_Task_:
Which lines in the entries below contain the string "Text", with case counting? Pull out every one of them.

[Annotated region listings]
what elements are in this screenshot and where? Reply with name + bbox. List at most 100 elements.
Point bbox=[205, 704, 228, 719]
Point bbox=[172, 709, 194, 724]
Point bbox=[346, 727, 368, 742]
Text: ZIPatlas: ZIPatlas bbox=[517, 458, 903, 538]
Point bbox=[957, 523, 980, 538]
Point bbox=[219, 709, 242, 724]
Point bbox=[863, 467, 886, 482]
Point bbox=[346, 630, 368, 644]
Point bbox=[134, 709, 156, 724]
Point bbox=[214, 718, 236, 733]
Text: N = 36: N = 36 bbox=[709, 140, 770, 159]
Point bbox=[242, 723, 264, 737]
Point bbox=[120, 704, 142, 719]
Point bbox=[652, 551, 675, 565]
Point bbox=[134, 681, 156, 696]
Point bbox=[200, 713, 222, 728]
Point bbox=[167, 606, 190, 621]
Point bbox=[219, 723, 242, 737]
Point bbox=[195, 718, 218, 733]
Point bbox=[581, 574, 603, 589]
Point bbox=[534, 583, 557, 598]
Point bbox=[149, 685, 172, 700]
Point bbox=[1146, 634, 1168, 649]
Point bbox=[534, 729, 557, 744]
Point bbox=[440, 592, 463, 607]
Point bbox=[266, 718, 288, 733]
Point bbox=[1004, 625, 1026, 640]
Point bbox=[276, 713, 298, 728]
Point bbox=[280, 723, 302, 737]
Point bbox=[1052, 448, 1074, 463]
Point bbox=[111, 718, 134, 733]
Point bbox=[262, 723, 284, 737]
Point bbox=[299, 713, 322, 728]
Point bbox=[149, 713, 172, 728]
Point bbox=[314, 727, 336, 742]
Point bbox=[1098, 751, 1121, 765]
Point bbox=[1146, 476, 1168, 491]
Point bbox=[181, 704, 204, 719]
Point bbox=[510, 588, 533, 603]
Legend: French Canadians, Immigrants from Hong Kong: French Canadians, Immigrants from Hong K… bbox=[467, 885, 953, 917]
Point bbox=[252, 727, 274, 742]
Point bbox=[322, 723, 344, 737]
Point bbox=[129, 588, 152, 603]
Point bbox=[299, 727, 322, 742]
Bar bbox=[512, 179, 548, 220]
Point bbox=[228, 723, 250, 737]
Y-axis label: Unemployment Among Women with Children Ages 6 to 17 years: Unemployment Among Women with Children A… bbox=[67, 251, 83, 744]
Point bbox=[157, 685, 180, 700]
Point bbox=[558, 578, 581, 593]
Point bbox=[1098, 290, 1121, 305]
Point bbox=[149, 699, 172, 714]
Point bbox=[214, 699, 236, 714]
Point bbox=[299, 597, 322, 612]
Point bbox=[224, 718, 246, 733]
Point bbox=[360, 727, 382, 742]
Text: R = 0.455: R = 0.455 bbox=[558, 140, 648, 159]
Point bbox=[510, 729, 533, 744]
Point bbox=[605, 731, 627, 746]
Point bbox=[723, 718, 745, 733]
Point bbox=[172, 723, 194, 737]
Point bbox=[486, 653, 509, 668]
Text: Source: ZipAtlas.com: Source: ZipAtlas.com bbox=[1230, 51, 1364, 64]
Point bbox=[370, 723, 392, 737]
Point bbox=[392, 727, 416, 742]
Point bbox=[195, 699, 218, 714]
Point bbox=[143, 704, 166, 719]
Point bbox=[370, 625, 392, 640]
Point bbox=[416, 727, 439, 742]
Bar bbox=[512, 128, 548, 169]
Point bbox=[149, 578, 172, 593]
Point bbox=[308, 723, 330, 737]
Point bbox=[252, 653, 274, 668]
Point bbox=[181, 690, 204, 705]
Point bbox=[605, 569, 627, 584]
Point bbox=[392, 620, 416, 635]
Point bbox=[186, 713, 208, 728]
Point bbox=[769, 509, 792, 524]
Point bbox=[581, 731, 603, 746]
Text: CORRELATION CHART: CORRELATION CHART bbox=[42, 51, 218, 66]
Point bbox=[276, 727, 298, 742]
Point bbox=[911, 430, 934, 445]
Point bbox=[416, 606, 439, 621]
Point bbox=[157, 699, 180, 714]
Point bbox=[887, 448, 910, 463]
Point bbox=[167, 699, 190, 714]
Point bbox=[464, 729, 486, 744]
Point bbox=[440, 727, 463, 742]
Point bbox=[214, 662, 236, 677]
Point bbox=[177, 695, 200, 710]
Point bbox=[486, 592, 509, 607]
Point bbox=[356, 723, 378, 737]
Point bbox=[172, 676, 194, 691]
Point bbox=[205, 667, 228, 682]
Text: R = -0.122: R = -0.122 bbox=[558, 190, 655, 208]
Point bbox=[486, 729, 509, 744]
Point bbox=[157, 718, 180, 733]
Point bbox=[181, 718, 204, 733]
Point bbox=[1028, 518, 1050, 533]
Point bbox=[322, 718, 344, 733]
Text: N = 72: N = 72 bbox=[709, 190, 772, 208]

_The reply_:
Text: ZIPatlas: ZIPatlas bbox=[517, 458, 903, 538]
Text: N = 36: N = 36 bbox=[709, 140, 770, 159]
Text: R = 0.455: R = 0.455 bbox=[558, 140, 648, 159]
Text: Source: ZipAtlas.com: Source: ZipAtlas.com bbox=[1230, 51, 1364, 64]
Text: CORRELATION CHART: CORRELATION CHART bbox=[42, 51, 218, 66]
Text: R = -0.122: R = -0.122 bbox=[558, 190, 655, 208]
Text: N = 72: N = 72 bbox=[709, 190, 772, 208]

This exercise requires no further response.